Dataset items
━━━━━━━━━━━━━━━━━━━━
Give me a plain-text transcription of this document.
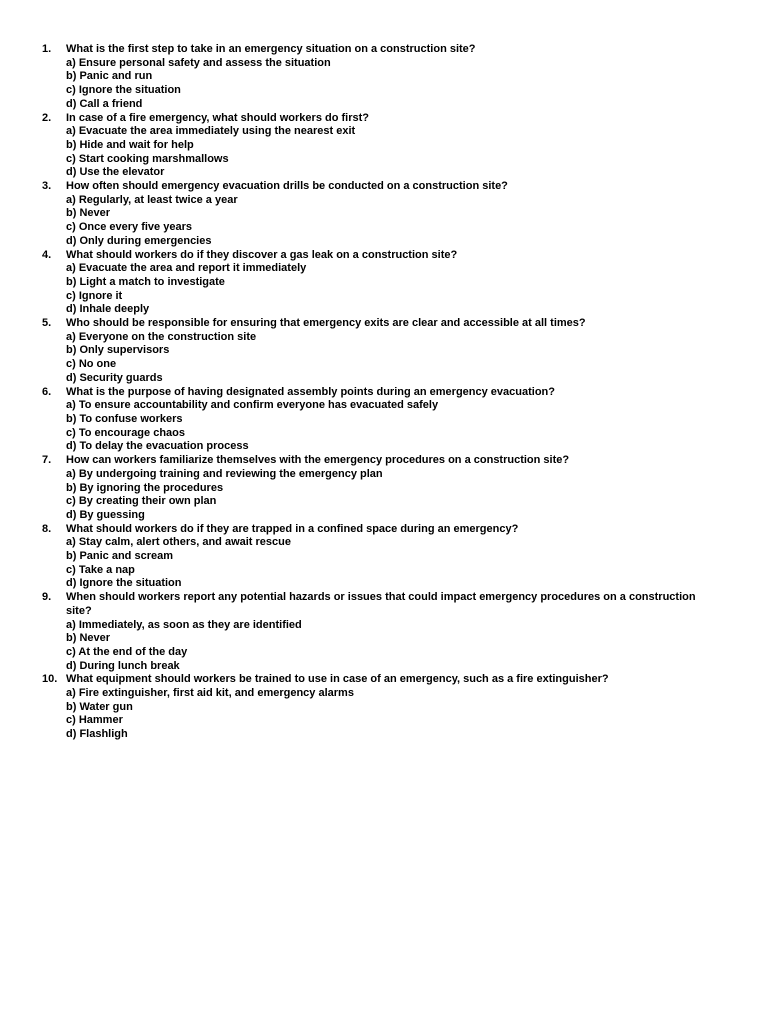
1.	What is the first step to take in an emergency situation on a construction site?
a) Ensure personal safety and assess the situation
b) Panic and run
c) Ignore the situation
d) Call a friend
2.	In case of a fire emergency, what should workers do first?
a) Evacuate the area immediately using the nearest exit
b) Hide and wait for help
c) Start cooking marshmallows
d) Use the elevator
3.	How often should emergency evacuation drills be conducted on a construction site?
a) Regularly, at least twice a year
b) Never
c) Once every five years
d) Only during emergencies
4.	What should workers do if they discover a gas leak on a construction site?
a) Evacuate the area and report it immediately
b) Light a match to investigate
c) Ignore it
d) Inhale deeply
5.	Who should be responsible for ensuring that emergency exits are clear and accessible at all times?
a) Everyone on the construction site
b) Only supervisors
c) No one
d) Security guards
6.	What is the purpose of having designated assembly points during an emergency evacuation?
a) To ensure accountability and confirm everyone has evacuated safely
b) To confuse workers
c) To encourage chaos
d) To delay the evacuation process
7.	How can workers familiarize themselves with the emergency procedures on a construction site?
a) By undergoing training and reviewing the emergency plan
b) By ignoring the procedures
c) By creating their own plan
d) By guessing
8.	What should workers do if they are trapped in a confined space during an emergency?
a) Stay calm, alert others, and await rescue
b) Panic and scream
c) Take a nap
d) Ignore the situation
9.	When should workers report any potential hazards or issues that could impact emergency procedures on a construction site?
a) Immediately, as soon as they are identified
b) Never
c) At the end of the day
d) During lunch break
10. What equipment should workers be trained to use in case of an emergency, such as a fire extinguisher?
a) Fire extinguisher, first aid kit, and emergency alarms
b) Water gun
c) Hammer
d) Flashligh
━━━━━━━━━━━━━━━━━━━━
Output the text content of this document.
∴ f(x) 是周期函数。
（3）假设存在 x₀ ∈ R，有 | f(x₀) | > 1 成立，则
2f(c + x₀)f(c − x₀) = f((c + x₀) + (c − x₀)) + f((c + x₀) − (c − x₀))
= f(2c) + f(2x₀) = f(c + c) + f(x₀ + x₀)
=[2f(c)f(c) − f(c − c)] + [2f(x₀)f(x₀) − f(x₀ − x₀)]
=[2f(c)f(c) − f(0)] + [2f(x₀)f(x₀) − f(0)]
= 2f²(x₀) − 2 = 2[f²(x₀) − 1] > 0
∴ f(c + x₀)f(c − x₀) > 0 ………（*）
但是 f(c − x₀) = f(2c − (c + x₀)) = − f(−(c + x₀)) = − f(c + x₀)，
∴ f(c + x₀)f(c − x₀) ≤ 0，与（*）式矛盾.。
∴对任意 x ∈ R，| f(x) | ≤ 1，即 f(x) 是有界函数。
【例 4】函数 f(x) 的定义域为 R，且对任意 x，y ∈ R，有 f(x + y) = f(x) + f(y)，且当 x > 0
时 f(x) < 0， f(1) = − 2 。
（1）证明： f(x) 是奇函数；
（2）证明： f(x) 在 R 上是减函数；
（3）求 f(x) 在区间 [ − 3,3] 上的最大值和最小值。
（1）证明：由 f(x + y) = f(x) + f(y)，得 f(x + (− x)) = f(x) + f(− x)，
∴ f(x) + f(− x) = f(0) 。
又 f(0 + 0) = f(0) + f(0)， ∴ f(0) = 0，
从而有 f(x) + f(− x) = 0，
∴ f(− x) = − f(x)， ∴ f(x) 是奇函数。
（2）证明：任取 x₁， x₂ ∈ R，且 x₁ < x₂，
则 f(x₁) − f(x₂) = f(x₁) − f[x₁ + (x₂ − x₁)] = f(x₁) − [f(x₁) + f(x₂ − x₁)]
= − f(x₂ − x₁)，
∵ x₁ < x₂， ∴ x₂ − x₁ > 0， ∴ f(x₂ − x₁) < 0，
━━━━━━━━━━━━━━━━━━━━
What this task involves:
Take every line from the records above that has the word "Only" and copy it.

Expected output:
d) Only during emergencies
b) Only supervisors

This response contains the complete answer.